**Extracted data entries**
** START **
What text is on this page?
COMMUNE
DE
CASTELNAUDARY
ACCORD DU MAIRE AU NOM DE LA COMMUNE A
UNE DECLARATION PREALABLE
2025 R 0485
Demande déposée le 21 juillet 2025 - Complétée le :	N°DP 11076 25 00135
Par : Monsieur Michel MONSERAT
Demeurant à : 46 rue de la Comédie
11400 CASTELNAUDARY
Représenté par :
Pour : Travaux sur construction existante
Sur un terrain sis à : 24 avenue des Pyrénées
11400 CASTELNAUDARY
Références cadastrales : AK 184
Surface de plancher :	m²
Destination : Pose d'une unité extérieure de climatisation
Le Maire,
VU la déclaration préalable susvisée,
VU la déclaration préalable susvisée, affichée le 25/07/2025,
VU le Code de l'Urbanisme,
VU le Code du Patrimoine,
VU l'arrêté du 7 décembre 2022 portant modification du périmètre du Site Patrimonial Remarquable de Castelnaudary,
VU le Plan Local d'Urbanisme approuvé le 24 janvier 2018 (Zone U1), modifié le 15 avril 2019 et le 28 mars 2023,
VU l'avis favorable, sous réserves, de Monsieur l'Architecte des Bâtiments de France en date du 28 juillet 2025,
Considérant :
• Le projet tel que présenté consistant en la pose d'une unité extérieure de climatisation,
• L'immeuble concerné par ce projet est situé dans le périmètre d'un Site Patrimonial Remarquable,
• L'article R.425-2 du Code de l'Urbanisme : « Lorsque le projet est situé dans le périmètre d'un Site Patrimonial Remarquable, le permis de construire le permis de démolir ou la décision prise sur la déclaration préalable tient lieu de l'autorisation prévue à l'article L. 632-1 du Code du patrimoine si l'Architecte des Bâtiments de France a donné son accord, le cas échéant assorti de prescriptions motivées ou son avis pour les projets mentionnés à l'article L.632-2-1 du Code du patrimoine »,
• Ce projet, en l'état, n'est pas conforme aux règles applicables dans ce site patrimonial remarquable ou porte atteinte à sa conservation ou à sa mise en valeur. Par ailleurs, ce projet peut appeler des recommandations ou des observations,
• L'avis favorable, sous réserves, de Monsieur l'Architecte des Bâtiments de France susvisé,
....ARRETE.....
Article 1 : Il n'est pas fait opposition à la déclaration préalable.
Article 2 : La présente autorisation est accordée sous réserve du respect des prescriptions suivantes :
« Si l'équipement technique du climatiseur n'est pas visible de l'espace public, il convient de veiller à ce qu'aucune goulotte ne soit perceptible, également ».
** END **
**What is needed**
Every record above must be duplicated exactly.

**In response**
What text is on this page?
COMMUNE
DE
CASTELNAUDARY
ACCORD DU MAIRE AU NOM DE LA COMMUNE A
UNE DECLARATION PREALABLE
2025 R 0485
Demande déposée le 21 juillet 2025 - Complétée le :	N°DP 11076 25 00135
Par : Monsieur Michel MONSERAT
Demeurant à : 46 rue de la Comédie
11400 CASTELNAUDARY
Représenté par :
Pour : Travaux sur construction existante
Sur un terrain sis à : 24 avenue des Pyrénées
11400 CASTELNAUDARY
Références cadastrales : AK 184
Surface de plancher :	m²
Destination : Pose d'une unité extérieure de climatisation
Le Maire,
VU la déclaration préalable susvisée,
VU la déclaration préalable susvisée, affichée le 25/07/2025,
VU le Code de l'Urbanisme,
VU le Code du Patrimoine,
VU l'arrêté du 7 décembre 2022 portant modification du périmètre du Site Patrimonial Remarquable de Castelnaudary,
VU le Plan Local d'Urbanisme approuvé le 24 janvier 2018 (Zone U1), modifié le 15 avril 2019 et le 28 mars 2023,
VU l'avis favorable, sous réserves, de Monsieur l'Architecte des Bâtiments de France en date du 28 juillet 2025,
Considérant :
• Le projet tel que présenté consistant en la pose d'une unité extérieure de climatisation,
• L'immeuble concerné par ce projet est situé dans le périmètre d'un Site Patrimonial Remarquable,
• L'article R.425-2 du Code de l'Urbanisme : « Lorsque le projet est situé dans le périmètre d'un Site Patrimonial Remarquable, le permis de construire le permis de démolir ou la décision prise sur la déclaration préalable tient lieu de l'autorisation prévue à l'article L. 632-1 du Code du patrimoine si l'Architecte des Bâtiments de France a donné son accord, le cas échéant assorti de prescriptions motivées ou son avis pour les projets mentionnés à l'article L.632-2-1 du Code du patrimoine »,
• Ce projet, en l'état, n'est pas conforme aux règles applicables dans ce site patrimonial remarquable ou porte atteinte à sa conservation ou à sa mise en valeur. Par ailleurs, ce projet peut appeler des recommandations ou des observations,
• L'avis favorable, sous réserves, de Monsieur l'Architecte des Bâtiments de France susvisé,
....ARRETE.....
Article 1 : Il n'est pas fait opposition à la déclaration préalable.
Article 2 : La présente autorisation est accordée sous réserve du respect des prescriptions suivantes :
« Si l'équipement technique du climatiseur n'est pas visible de l'espace public, il convient de veiller à ce qu'aucune goulotte ne soit perceptible, également ».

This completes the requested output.